### Records provided:

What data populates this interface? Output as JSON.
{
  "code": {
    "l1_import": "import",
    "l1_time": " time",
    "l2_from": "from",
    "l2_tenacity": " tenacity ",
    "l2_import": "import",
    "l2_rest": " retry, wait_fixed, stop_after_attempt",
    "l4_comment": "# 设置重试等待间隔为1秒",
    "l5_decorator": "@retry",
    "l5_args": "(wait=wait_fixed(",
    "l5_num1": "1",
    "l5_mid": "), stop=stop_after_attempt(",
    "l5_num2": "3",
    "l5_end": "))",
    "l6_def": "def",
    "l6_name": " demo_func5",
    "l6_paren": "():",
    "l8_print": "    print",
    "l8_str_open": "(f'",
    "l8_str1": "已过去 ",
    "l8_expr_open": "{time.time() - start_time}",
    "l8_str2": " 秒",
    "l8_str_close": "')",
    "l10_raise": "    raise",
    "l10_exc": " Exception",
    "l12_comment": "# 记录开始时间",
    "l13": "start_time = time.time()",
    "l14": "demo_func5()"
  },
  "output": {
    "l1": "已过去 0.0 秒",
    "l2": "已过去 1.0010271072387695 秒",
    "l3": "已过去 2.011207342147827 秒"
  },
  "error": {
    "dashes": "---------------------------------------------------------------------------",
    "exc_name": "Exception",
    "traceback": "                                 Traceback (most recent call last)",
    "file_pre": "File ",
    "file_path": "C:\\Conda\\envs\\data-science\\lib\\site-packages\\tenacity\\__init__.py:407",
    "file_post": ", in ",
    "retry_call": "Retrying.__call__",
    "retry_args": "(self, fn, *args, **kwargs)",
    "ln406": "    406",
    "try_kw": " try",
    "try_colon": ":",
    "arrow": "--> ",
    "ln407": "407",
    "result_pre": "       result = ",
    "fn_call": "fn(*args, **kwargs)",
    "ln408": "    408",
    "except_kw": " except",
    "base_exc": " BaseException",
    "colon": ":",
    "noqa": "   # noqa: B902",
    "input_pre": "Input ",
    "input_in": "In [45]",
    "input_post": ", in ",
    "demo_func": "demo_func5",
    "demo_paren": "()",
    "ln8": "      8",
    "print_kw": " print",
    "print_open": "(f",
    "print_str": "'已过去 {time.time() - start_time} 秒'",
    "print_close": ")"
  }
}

### What the task asks:
Every line of the material must be returned exactly as it appears.

### Answer for this exercise:
What data populates this interface? Output as JSON.
{
  "code": {
    "l1_import": "import",
    "l1_time": " time",
    "l2_from": "from",
    "l2_tenacity": " tenacity ",
    "l2_import": "import",
    "l2_rest": " retry, wait_fixed, stop_after_attempt",
    "l4_comment": "# 设置重试等待间隔为1秒",
    "l5_decorator": "@retry",
    "l5_args": "(wait=wait_fixed(",
    "l5_num1": "1",
    "l5_mid": "), stop=stop_after_attempt(",
    "l5_num2": "3",
    "l5_end": "))",
    "l6_def": "def",
    "l6_name": " demo_func5",
    "l6_paren": "():",
    "l8_print": "    print",
    "l8_str_open": "(f'",
    "l8_str1": "已过去 ",
    "l8_expr_open": "{time.time() - start_time}",
    "l8_str2": " 秒",
    "l8_str_close": "')",
    "l10_raise": "    raise",
    "l10_exc": " Exception",
    "l12_comment": "# 记录开始时间",
    "l13": "start_time = time.time()",
    "l14": "demo_func5()"
  },
  "output": {
    "l1": "已过去 0.0 秒",
    "l2": "已过去 1.0010271072387695 秒",
    "l3": "已过去 2.011207342147827 秒"
  },
  "error": {
    "dashes": "---------------------------------------------------------------------------",
    "exc_name": "Exception",
    "traceback": "                                 Traceback (most recent call last)",
    "file_pre": "File ",
    "file_path": "C:\\Conda\\envs\\data-science\\lib\\site-packages\\tenacity\\__init__.py:407",
    "file_post": ", in ",
    "retry_call": "Retrying.__call__",
    "retry_args": "(self, fn, *args, **kwargs)",
    "ln406": "    406",
    "try_kw": " try",
    "try_colon": ":",
    "arrow": "--> ",
    "ln407": "407",
    "result_pre": "       result = ",
    "fn_call": "fn(*args, **kwargs)",
    "ln408": "    408",
    "except_kw": " except",
    "base_exc": " BaseException",
    "colon": ":",
    "noqa": "   # noqa: B902",
    "input_pre": "Input ",
    "input_in": "In [45]",
    "input_post": ", in ",
    "demo_func": "demo_func5",
    "demo_paren": "()",
    "ln8": "      8",
    "print_kw": " print",
    "print_open": "(f",
    "print_str": "'已过去 {time.time() - start_time} 秒'",
    "print_close": ")"
  }
}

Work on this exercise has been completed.